*THE TASK:* Pick out every line with the word "Composite" and copy it.

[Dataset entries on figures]

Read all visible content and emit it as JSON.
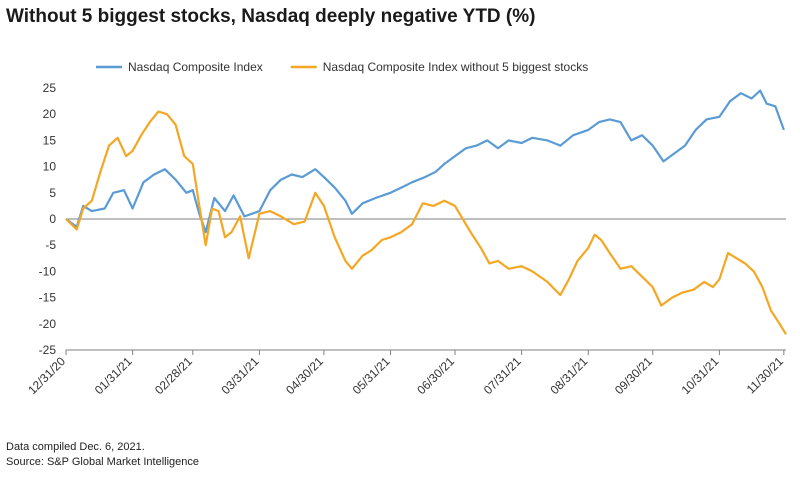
{
  "title": "Without 5 biggest stocks, Nasdaq deeply negative YTD (%)",
  "footnotes": {
    "line1": "Data compiled Dec. 6, 2021.",
    "line2": "Source: S&P Global Market Intelligence"
  },
  "chart_data": {
    "type": "line",
    "title": "Without 5 biggest stocks, Nasdaq deeply negative YTD (%)",
    "xlabel": "",
    "ylabel": "",
    "ylim": [
      -25,
      25
    ],
    "yticks": [
      25,
      20,
      15,
      10,
      5,
      0,
      -5,
      -10,
      -15,
      -20,
      -25
    ],
    "x_tick_labels": [
      "12/31/20",
      "01/31/21",
      "02/28/21",
      "03/31/21",
      "04/30/21",
      "05/31/21",
      "06/30/21",
      "07/31/21",
      "08/31/21",
      "09/30/21",
      "10/31/21",
      "11/30/21"
    ],
    "x_tick_dates": [
      "2020-12-31",
      "2021-01-31",
      "2021-02-28",
      "2021-03-31",
      "2021-04-30",
      "2021-05-31",
      "2021-06-30",
      "2021-07-31",
      "2021-08-31",
      "2021-09-30",
      "2021-10-31",
      "2021-11-30"
    ],
    "grid": false,
    "legend_position": "top",
    "series": [
      {
        "name": "Nasdaq Composite Index",
        "color": "#5b9bd5",
        "points": [
          [
            "2020-12-31",
            0
          ],
          [
            "2021-01-05",
            -1.5
          ],
          [
            "2021-01-08",
            2.5
          ],
          [
            "2021-01-12",
            1.5
          ],
          [
            "2021-01-18",
            2.0
          ],
          [
            "2021-01-22",
            5.0
          ],
          [
            "2021-01-27",
            5.5
          ],
          [
            "2021-01-31",
            2.0
          ],
          [
            "2021-02-05",
            7.0
          ],
          [
            "2021-02-10",
            8.5
          ],
          [
            "2021-02-15",
            9.5
          ],
          [
            "2021-02-20",
            7.5
          ],
          [
            "2021-02-25",
            5.0
          ],
          [
            "2021-02-28",
            5.5
          ],
          [
            "2021-03-03",
            1.0
          ],
          [
            "2021-03-06",
            -2.5
          ],
          [
            "2021-03-10",
            4.0
          ],
          [
            "2021-03-15",
            1.5
          ],
          [
            "2021-03-19",
            4.5
          ],
          [
            "2021-03-24",
            0.5
          ],
          [
            "2021-03-31",
            1.5
          ],
          [
            "2021-04-05",
            5.5
          ],
          [
            "2021-04-10",
            7.5
          ],
          [
            "2021-04-15",
            8.5
          ],
          [
            "2021-04-20",
            8.0
          ],
          [
            "2021-04-26",
            9.5
          ],
          [
            "2021-04-30",
            8.0
          ],
          [
            "2021-05-05",
            6.0
          ],
          [
            "2021-05-10",
            3.5
          ],
          [
            "2021-05-13",
            1.0
          ],
          [
            "2021-05-18",
            3.0
          ],
          [
            "2021-05-24",
            4.0
          ],
          [
            "2021-05-31",
            5.0
          ],
          [
            "2021-06-05",
            6.0
          ],
          [
            "2021-06-10",
            7.0
          ],
          [
            "2021-06-16",
            8.0
          ],
          [
            "2021-06-21",
            9.0
          ],
          [
            "2021-06-25",
            10.5
          ],
          [
            "2021-06-30",
            12.0
          ],
          [
            "2021-07-05",
            13.5
          ],
          [
            "2021-07-10",
            14.0
          ],
          [
            "2021-07-15",
            15.0
          ],
          [
            "2021-07-20",
            13.5
          ],
          [
            "2021-07-25",
            15.0
          ],
          [
            "2021-07-31",
            14.5
          ],
          [
            "2021-08-05",
            15.5
          ],
          [
            "2021-08-12",
            15.0
          ],
          [
            "2021-08-18",
            14.0
          ],
          [
            "2021-08-24",
            16.0
          ],
          [
            "2021-08-31",
            17.0
          ],
          [
            "2021-09-05",
            18.5
          ],
          [
            "2021-09-10",
            19.0
          ],
          [
            "2021-09-15",
            18.5
          ],
          [
            "2021-09-20",
            15.0
          ],
          [
            "2021-09-25",
            16.0
          ],
          [
            "2021-09-30",
            14.0
          ],
          [
            "2021-10-05",
            11.0
          ],
          [
            "2021-10-10",
            12.5
          ],
          [
            "2021-10-15",
            14.0
          ],
          [
            "2021-10-20",
            17.0
          ],
          [
            "2021-10-25",
            19.0
          ],
          [
            "2021-10-31",
            19.5
          ],
          [
            "2021-11-05",
            22.5
          ],
          [
            "2021-11-10",
            24.0
          ],
          [
            "2021-11-15",
            23.0
          ],
          [
            "2021-11-19",
            24.5
          ],
          [
            "2021-11-22",
            22.0
          ],
          [
            "2021-11-26",
            21.5
          ],
          [
            "2021-11-30",
            17.0
          ]
        ]
      },
      {
        "name": "Nasdaq Composite Index without 5 biggest stocks",
        "color": "#f5a623",
        "points": [
          [
            "2020-12-31",
            0
          ],
          [
            "2021-01-05",
            -2.0
          ],
          [
            "2021-01-08",
            2.0
          ],
          [
            "2021-01-12",
            3.5
          ],
          [
            "2021-01-16",
            9.0
          ],
          [
            "2021-01-20",
            14.0
          ],
          [
            "2021-01-24",
            15.5
          ],
          [
            "2021-01-28",
            12.0
          ],
          [
            "2021-01-31",
            13.0
          ],
          [
            "2021-02-04",
            16.0
          ],
          [
            "2021-02-08",
            18.5
          ],
          [
            "2021-02-12",
            20.5
          ],
          [
            "2021-02-16",
            20.0
          ],
          [
            "2021-02-20",
            18.0
          ],
          [
            "2021-02-24",
            12.0
          ],
          [
            "2021-02-28",
            10.5
          ],
          [
            "2021-03-03",
            2.5
          ],
          [
            "2021-03-06",
            -5.0
          ],
          [
            "2021-03-09",
            2.0
          ],
          [
            "2021-03-12",
            1.5
          ],
          [
            "2021-03-15",
            -3.5
          ],
          [
            "2021-03-18",
            -2.5
          ],
          [
            "2021-03-22",
            0.5
          ],
          [
            "2021-03-26",
            -7.5
          ],
          [
            "2021-03-31",
            1.0
          ],
          [
            "2021-04-05",
            1.5
          ],
          [
            "2021-04-10",
            0.5
          ],
          [
            "2021-04-16",
            -1.0
          ],
          [
            "2021-04-21",
            -0.5
          ],
          [
            "2021-04-26",
            5.0
          ],
          [
            "2021-04-30",
            2.5
          ],
          [
            "2021-05-05",
            -3.5
          ],
          [
            "2021-05-10",
            -8.0
          ],
          [
            "2021-05-13",
            -9.5
          ],
          [
            "2021-05-18",
            -7.0
          ],
          [
            "2021-05-22",
            -6.0
          ],
          [
            "2021-05-27",
            -4.0
          ],
          [
            "2021-05-31",
            -3.5
          ],
          [
            "2021-06-05",
            -2.5
          ],
          [
            "2021-06-10",
            -1.0
          ],
          [
            "2021-06-15",
            3.0
          ],
          [
            "2021-06-20",
            2.5
          ],
          [
            "2021-06-25",
            3.5
          ],
          [
            "2021-06-30",
            2.5
          ],
          [
            "2021-07-05",
            -1.0
          ],
          [
            "2021-07-08",
            -3.0
          ],
          [
            "2021-07-12",
            -5.5
          ],
          [
            "2021-07-16",
            -8.5
          ],
          [
            "2021-07-20",
            -8.0
          ],
          [
            "2021-07-25",
            -9.5
          ],
          [
            "2021-07-31",
            -9.0
          ],
          [
            "2021-08-05",
            -10.0
          ],
          [
            "2021-08-12",
            -12.0
          ],
          [
            "2021-08-18",
            -14.5
          ],
          [
            "2021-08-22",
            -11.5
          ],
          [
            "2021-08-26",
            -8.0
          ],
          [
            "2021-08-31",
            -5.5
          ],
          [
            "2021-09-03",
            -3.0
          ],
          [
            "2021-09-06",
            -4.0
          ],
          [
            "2021-09-10",
            -6.5
          ],
          [
            "2021-09-15",
            -9.5
          ],
          [
            "2021-09-20",
            -9.0
          ],
          [
            "2021-09-25",
            -11.0
          ],
          [
            "2021-09-30",
            -13.0
          ],
          [
            "2021-10-04",
            -16.5
          ],
          [
            "2021-10-09",
            -15.0
          ],
          [
            "2021-10-14",
            -14.0
          ],
          [
            "2021-10-19",
            -13.5
          ],
          [
            "2021-10-24",
            -12.0
          ],
          [
            "2021-10-28",
            -13.0
          ],
          [
            "2021-10-31",
            -11.5
          ],
          [
            "2021-11-04",
            -6.5
          ],
          [
            "2021-11-08",
            -7.5
          ],
          [
            "2021-11-12",
            -8.5
          ],
          [
            "2021-11-16",
            -10.0
          ],
          [
            "2021-11-20",
            -13.0
          ],
          [
            "2021-11-24",
            -17.5
          ],
          [
            "2021-11-28",
            -20.0
          ],
          [
            "2021-12-01",
            -22.0
          ]
        ]
      }
    ]
  }
}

*THE COMPLETED TASK:*
        "name": "Nasdaq Composite Index",
        "name": "Nasdaq Composite Index without 5 biggest stocks",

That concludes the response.